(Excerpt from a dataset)
┌──

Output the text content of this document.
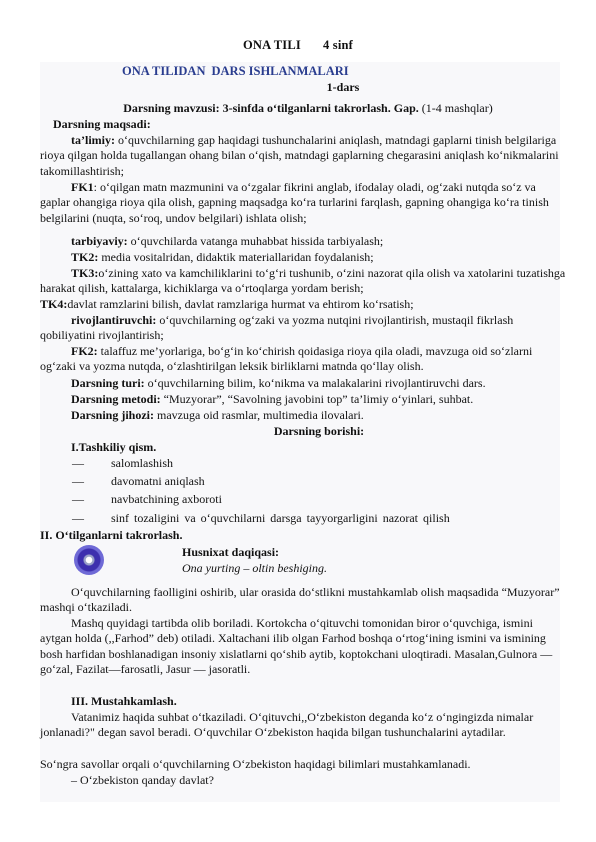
ONA TILI 4 sinf
ONA TILIDAN DARS ISHLANMALARI
1-dars

Darsning mavzusi: 3-sinfda o‘tilganlarni takrorlash. Gap. (1-4 mashqlar)

Darsning maqsadi:

ta’limiy: o‘quvchilarning gap haqidagi tushunchalarini aniqlash, matndagi gaplarni tinish belgilariga rioya qilgan holda tugallangan ohang bilan o‘qish, matndagi gaplarning chegarasini aniqlash ko‘nikmalarini takomillashtirish;

FK1: o‘qilgan matn mazmunini va o‘zgalar fikrini anglab, ifodalay oladi, og‘zaki nutqda so‘z va gaplar ohangiga rioya qila olish, gapning maqsadga ko‘ra turlarini farqlash, gapning ohangiga ko‘ra tinish belgilarini (nuqta, so‘roq, undov belgilari) ishlata olish;

tarbiyaviy: o‘quvchilarda vatanga muhabbat hissida tarbiyalash;

TK2: media vositalridan, didaktik materiallaridan foydalanish;

TK3:o‘zining xato va kamchiliklarini to‘g‘ri tushunib, o‘zini nazorat qila olish va xatolarini tuzatishga harakat qilish, kattalarga, kichiklarga va o‘rtoqlarga yordam berish;

TK4:davlat ramzlarini bilish, davlat ramzlariga hurmat va ehtirom ko‘rsatish;

rivojlantiruvchi: o‘quvchilarning og‘zaki va yozma nutqini rivojlantirish, mustaqil fikrlash qobiliyatini rivojlantirish;

FK2: talaffuz me’yorlariga, bo‘g‘in ko‘chirish qoidasiga rioya qila oladi, mavzuga oid so‘zlarni og‘zaki va yozma nutqda, o‘zlashtirilgan leksik birliklarni matnda qo‘llay olish.

Darsning turi: o‘quvchilarning bilim, ko‘nikma va malakalarini rivojlantiruvchi dars.

Darsning metodi: “Muzyorar”, “Savolning javobini top” ta’limiy o‘yinlari, suhbat.

Darsning jihozi: mavzuga oid rasmlar, multimedia ilovalari.

Darsning borishi:

I.Tashkiliy qism.

— salomlashish
— davomatni aniqlash
— navbatchining axboroti
— sinf tozaligini va o‘quvchilarni darsga tayyorgarligini nazorat qilish

II. O‘tilganlarni takrorlash.

Husnixat daqiqasi:

Ona yurting – oltin beshiging.

O‘quvchilarning faolligini oshirib, ular orasida do‘stlikni mustahkamlab olish maqsadida “Muzyorar” mashqi o‘tkaziladi.

Mashq quyidagi tartibda olib boriladi. Kortokcha o‘qituvchi tomonidan biror o‘quvchiga, ismini aytgan holda (,,Farhod” deb) otiladi. Xaltachani ilib olgan Farhod boshqa o‘rtog‘ining ismini va ismining bosh harfidan boshlanadigan insoniy xislatlarni qo‘shib aytib, koptokchani uloqtiradi. Masalan,Gulnora — go‘zal, Fazilat—farosatli, Jasur — jasoratli.

III. Mustahkamlash.

Vatanimiz haqida suhbat o‘tkaziladi. O‘qituvchi,,O‘zbekiston deganda ko‘z o‘ngingizda nimalar jonlanadi?" degan savol beradi. O‘quvchilar O‘zbekiston haqida bilgan tushunchalarini aytadilar.

So‘ngra savollar orqali o‘quvchilarning O‘zbekiston haqidagi bilimlari mustahkamlanadi.

– O‘zbekiston qanday davlat?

└──

=== SHORT TASK ===
Return each line where "aniqlash" shows up.

=== REPLY TO THE TASK ===
ta’limiy: o‘quvchilarning gap haqidagi tushunchalarini aniqlash, matndagi gaplarni tinish belgilariga rioya qilgan holda tugallangan ohang bilan o‘qish, matndagi gaplarning chegarasini aniqlash ko‘nikmalarini takomillashtirish;
— davomatni aniqlash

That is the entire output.